» 指示文: 「- chevron-right-icon: [644, 965, 659, 989]」を含む行から始めて「- email-friend-row[interactable]: Email」を含む行で終わるまで、両端の行も含めて一字一句そのまま引用してもらえますか？

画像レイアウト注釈
==========

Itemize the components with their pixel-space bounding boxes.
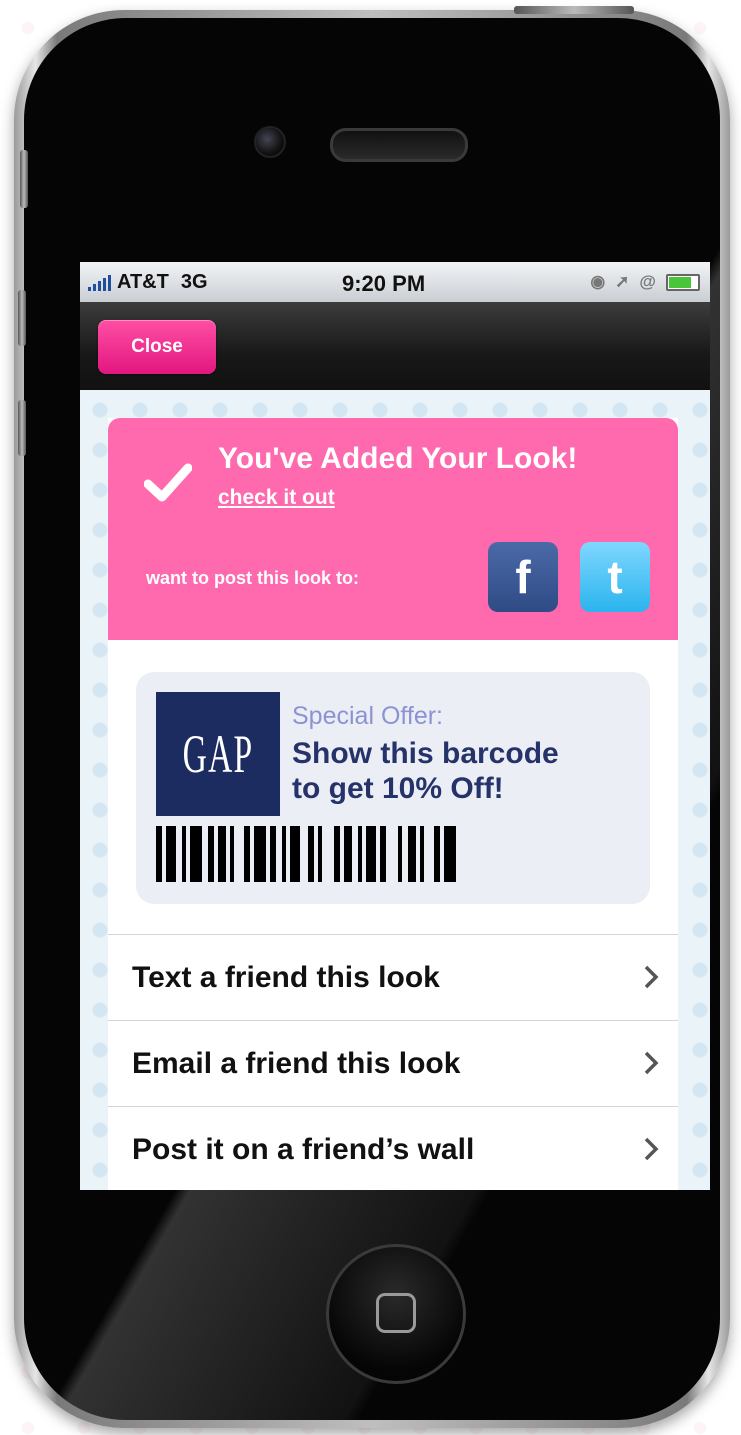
- chevron-right-icon: [644, 965, 659, 989]
- alarm-icon: ◉: [590, 272, 606, 291]
- earpiece-speaker: [330, 128, 468, 162]
- rotation-lock-icon: @: [639, 272, 656, 291]
- signal-bars-icon: [88, 274, 111, 291]
- offer-text-line-2: to get 10% Off!: [292, 772, 504, 806]
- battery-icon: [666, 273, 700, 291]
- content-area: You've Added Your Look! check it out wan…: [80, 390, 710, 1190]
- facebook-icon[interactable]: f: [488, 542, 558, 612]
- confirmation-title: You've Added Your Look!: [218, 442, 578, 475]
- offer-text: Show this barcode to get 10% Off!: [292, 736, 642, 807]
- power-button: [514, 6, 634, 14]
- carrier-name: AT&T: [117, 271, 169, 293]
- front-camera-icon: [254, 126, 286, 158]
- volume-up-button: [18, 290, 26, 346]
- menu-item-label: Email a friend this look: [132, 1046, 461, 1080]
- chevron-right-icon: [644, 1137, 659, 1161]
- look-card: You've Added Your Look! check it out wan…: [108, 418, 678, 1190]
- home-button[interactable]: [326, 1244, 466, 1384]
- offer-label: Special Offer:: [292, 702, 444, 730]
- chevron-right-icon: [644, 1051, 659, 1075]
- share-prompt: want to post this look to:: [146, 568, 359, 588]
- barcode-image: [156, 826, 456, 882]
- email-friend-row[interactable]: Email a friend this look: [108, 1020, 678, 1106]
- menu-item-label: Text a friend this look: [132, 960, 440, 994]
- home-square-icon: [376, 1293, 416, 1333]
- volume-down-button: [18, 400, 26, 456]
- status-bar: AT&T 3G 9:20 PM ◉ ➚ @: [80, 262, 710, 302]
- checkmark-icon: [144, 463, 192, 502]
- twitter-icon[interactable]: t: [580, 542, 650, 612]
- text-friend-row[interactable]: Text a friend this look: [108, 934, 678, 1020]
- location-arrow-icon: ➚: [615, 272, 630, 291]
- network-type: 3G: [180, 271, 208, 293]
- mute-switch: [20, 150, 28, 208]
- post-friend-wall-row[interactable]: Post it on a friend’s wall: [108, 1106, 678, 1190]
- check-it-out-link[interactable]: check it out: [218, 486, 335, 510]
- nav-bar: Close: [80, 302, 710, 390]
- menu-item-label: Post it on a friend’s wall: [132, 1132, 475, 1166]
- carrier-info: AT&T 3G: [88, 271, 208, 294]
- phone-screen: AT&T 3G 9:20 PM ◉ ➚ @ Close You've Added…: [80, 262, 710, 1190]
- close-button[interactable]: Close: [98, 320, 216, 374]
- offer-text-line-1: Show this barcode: [292, 737, 559, 770]
- status-icons: ◉ ➚ @: [590, 272, 700, 292]
- special-offer-coupon: GAP Special Offer: Show this barcode to …: [136, 672, 650, 904]
- confirmation-banner: You've Added Your Look! check it out wan…: [108, 418, 678, 640]
- share-menu: Text a friend this look Email a friend t…: [108, 934, 678, 1190]
- gap-logo: GAP: [156, 692, 280, 816]
- status-time: 9:20 PM: [342, 271, 426, 296]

==========

» 回答:
- chevron-right-icon: [644, 965, 659, 989]
- alarm-icon: ◉: [590, 272, 606, 291]
- earpiece-speaker: [330, 128, 468, 162]
- rotation-lock-icon: @: [639, 272, 656, 291]
- signal-bars-icon: [88, 274, 111, 291]
- offer-text-line-2: to get 10% Off!: [292, 772, 504, 806]
- battery-icon: [666, 273, 700, 291]
- content-area: You've Added Your Look! check it out wan…: [80, 390, 710, 1190]
- facebook-icon[interactable]: f: [488, 542, 558, 612]
- confirmation-title: You've Added Your Look!: [218, 442, 578, 475]
- offer-text: Show this barcode to get 10% Off!: [292, 736, 642, 807]
- power-button: [514, 6, 634, 14]
- carrier-name: AT&T: [117, 271, 169, 293]
- front-camera-icon: [254, 126, 286, 158]
- volume-up-button: [18, 290, 26, 346]
- menu-item-label: Email a friend this look: [132, 1046, 461, 1080]
- chevron-right-icon: [644, 1137, 659, 1161]
- look-card: You've Added Your Look! check it out wan…: [108, 418, 678, 1190]
- home-button[interactable]: [326, 1244, 466, 1384]
- offer-label: Special Offer:: [292, 702, 444, 730]
- chevron-right-icon: [644, 1051, 659, 1075]
- share-prompt: want to post this look to:: [146, 568, 359, 588]
- barcode-image: [156, 826, 456, 882]
- email-friend-row[interactable]: Email a friend this look: [108, 1020, 678, 1106]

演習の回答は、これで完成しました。